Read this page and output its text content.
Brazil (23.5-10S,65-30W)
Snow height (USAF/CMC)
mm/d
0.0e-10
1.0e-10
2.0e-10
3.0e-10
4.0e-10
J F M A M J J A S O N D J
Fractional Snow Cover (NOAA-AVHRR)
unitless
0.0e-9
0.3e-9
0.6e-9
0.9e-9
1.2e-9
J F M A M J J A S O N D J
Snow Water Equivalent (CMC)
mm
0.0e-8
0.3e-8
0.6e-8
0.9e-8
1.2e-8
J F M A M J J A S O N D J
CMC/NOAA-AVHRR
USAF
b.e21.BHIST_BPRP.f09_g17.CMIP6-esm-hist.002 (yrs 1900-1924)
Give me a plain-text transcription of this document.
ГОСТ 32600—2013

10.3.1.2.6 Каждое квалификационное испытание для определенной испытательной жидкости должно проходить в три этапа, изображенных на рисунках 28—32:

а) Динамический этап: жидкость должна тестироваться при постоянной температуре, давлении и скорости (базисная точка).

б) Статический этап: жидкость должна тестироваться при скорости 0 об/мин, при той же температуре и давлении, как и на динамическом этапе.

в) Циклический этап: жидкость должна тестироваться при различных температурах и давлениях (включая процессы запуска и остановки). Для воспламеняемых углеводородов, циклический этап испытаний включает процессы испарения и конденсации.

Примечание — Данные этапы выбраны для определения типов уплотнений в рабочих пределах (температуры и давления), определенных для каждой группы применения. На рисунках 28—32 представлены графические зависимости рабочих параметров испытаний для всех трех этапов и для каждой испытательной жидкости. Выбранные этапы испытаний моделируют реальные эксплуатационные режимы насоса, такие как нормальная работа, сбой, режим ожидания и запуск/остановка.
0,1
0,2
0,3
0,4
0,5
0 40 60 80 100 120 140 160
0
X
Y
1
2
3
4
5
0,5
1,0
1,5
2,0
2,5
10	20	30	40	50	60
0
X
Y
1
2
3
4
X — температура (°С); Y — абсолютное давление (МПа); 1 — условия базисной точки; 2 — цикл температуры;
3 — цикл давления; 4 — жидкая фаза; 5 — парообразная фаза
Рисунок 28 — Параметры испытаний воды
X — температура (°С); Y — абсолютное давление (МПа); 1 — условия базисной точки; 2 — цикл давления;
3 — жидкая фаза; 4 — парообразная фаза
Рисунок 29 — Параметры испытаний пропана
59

Directions for this task » Tally the lines in the records above that contain the word "базисной", and give only that number.

Answer for the task » 2